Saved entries
##########

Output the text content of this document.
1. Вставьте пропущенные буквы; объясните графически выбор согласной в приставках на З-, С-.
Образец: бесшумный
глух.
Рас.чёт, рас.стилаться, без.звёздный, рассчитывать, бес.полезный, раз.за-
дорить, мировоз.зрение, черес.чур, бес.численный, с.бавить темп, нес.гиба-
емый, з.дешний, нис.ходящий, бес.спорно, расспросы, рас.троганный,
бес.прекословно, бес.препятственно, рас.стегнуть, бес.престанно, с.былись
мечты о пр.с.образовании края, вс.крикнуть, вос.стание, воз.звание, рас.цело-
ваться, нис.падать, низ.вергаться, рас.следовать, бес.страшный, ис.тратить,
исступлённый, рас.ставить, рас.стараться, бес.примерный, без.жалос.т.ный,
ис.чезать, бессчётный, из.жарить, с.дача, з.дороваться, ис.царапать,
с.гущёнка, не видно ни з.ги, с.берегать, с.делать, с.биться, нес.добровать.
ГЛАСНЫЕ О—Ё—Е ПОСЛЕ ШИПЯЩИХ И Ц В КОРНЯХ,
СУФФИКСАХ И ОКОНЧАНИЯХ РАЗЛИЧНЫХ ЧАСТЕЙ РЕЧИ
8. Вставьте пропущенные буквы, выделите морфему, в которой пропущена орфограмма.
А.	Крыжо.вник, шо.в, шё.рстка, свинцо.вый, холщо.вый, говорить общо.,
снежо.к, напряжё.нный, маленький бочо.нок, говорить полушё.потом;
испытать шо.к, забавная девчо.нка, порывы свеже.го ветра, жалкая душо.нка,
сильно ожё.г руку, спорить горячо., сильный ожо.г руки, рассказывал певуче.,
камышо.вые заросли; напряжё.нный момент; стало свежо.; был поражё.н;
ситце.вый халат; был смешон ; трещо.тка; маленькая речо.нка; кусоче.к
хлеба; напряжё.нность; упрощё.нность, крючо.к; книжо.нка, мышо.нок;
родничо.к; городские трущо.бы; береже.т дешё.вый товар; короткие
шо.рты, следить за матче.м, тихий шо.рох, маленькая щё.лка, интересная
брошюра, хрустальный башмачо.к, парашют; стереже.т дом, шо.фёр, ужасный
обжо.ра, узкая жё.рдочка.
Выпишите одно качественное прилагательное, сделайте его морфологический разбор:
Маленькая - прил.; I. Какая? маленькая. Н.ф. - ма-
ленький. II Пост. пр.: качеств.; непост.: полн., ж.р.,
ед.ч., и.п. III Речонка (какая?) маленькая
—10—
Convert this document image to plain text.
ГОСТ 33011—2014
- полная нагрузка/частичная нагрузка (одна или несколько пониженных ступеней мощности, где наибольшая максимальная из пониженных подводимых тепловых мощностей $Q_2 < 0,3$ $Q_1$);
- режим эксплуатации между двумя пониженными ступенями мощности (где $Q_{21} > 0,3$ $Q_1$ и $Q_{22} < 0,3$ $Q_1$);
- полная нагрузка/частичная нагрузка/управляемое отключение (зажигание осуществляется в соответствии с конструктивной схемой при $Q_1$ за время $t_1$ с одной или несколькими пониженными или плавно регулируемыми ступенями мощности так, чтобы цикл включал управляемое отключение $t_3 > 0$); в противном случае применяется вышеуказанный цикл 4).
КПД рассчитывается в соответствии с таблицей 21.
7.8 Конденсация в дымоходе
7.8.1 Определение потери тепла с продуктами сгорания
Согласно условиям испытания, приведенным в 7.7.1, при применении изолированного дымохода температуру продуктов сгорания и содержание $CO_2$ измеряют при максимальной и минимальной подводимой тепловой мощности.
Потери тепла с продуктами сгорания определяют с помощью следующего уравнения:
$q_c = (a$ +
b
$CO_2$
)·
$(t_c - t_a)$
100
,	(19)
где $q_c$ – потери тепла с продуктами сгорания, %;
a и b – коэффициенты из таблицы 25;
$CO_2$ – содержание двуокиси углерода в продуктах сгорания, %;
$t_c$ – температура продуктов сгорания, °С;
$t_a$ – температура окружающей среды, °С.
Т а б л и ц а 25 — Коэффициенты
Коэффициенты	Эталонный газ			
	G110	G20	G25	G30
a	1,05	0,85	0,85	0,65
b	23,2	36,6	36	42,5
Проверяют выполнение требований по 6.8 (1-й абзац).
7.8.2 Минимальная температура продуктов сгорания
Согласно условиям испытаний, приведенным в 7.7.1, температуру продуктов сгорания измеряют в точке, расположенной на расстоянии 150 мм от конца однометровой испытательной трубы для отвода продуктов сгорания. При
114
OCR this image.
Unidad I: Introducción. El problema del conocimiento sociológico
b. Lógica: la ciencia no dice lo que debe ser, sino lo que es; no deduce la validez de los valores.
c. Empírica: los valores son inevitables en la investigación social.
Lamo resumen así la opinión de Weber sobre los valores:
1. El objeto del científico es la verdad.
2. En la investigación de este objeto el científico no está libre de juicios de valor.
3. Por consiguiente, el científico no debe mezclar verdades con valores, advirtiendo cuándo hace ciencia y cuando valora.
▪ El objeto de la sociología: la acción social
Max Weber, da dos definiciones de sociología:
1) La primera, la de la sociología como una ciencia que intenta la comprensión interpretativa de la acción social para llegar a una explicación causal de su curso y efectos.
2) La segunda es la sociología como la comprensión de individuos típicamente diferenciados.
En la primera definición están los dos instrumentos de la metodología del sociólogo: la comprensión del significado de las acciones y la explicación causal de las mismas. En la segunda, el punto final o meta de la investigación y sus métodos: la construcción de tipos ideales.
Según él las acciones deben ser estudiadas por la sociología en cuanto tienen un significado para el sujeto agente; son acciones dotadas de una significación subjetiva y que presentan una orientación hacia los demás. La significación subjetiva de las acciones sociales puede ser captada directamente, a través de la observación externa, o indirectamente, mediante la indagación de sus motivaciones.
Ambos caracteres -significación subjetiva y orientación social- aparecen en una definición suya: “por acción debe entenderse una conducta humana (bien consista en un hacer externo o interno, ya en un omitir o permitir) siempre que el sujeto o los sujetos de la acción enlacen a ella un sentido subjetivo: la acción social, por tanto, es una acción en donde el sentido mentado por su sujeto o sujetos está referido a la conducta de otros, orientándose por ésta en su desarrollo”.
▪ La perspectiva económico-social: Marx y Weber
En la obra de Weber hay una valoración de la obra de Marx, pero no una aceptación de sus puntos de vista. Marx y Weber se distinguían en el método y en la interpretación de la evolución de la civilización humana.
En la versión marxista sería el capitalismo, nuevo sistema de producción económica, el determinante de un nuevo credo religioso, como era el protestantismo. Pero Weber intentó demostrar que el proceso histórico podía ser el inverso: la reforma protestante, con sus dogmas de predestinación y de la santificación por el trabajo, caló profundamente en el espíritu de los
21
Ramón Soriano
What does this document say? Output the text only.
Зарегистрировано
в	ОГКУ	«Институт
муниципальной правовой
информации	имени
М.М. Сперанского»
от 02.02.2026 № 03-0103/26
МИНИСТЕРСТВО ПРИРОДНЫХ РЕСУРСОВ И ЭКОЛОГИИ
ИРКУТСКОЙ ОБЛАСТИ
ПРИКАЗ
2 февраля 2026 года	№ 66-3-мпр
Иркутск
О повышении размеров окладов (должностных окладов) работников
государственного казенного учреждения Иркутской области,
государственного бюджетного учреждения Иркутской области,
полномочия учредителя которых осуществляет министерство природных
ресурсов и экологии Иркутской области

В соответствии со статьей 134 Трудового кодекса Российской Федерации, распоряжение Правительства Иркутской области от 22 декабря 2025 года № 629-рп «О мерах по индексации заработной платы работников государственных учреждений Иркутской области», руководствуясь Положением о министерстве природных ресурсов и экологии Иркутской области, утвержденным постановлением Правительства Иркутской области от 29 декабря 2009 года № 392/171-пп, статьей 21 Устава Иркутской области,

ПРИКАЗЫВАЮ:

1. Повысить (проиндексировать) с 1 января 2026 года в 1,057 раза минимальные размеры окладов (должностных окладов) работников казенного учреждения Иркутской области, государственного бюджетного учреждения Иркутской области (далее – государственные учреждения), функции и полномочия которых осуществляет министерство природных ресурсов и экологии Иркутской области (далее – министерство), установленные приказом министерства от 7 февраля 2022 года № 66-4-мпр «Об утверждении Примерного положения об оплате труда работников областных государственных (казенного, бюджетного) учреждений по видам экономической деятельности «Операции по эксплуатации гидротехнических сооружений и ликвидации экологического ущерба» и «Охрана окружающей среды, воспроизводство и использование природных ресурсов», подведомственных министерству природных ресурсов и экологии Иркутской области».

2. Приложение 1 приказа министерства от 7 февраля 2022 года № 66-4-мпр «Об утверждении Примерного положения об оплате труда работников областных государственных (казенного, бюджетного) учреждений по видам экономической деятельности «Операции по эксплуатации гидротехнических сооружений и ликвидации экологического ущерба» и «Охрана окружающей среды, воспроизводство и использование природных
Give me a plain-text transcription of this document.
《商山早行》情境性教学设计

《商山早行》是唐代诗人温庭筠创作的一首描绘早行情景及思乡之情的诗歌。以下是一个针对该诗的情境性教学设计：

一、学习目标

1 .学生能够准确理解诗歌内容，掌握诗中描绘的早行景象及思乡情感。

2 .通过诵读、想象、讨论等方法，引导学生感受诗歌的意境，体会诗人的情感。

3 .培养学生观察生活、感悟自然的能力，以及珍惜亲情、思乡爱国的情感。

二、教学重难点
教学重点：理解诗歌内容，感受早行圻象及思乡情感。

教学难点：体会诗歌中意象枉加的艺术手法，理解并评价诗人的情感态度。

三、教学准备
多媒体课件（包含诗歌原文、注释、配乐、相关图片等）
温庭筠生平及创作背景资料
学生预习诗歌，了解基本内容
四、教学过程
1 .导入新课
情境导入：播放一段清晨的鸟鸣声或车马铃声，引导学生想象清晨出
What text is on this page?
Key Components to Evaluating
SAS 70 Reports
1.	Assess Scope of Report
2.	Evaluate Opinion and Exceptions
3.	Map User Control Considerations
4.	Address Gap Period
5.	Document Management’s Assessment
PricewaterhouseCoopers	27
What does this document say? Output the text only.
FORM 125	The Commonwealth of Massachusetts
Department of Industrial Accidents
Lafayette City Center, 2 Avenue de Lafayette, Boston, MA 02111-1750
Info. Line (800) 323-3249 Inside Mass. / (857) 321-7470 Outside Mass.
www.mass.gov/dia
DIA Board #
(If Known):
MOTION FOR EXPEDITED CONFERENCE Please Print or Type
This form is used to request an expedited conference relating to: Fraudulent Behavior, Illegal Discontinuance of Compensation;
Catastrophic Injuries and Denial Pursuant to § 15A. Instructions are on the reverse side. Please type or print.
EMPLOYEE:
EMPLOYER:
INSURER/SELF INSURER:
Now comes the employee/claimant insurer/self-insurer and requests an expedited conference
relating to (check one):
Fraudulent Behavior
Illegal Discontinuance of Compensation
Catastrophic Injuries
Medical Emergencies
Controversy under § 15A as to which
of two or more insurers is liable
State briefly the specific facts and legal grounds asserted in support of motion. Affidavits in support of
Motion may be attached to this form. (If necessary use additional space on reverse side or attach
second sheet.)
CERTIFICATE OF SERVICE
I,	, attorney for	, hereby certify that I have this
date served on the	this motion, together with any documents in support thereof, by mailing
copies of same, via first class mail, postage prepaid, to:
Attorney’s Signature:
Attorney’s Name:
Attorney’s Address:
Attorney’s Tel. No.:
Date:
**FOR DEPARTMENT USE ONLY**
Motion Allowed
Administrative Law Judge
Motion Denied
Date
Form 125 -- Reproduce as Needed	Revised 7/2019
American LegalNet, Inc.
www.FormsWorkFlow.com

##########

Task to carry out: Track down all lines above with the string "Compensation" and copy them.

Exercise solution:
This form is used to request an expedited conference relating to: Fraudulent Behavior, Illegal Discontinuance of Compensation;
Illegal Discontinuance of Compensation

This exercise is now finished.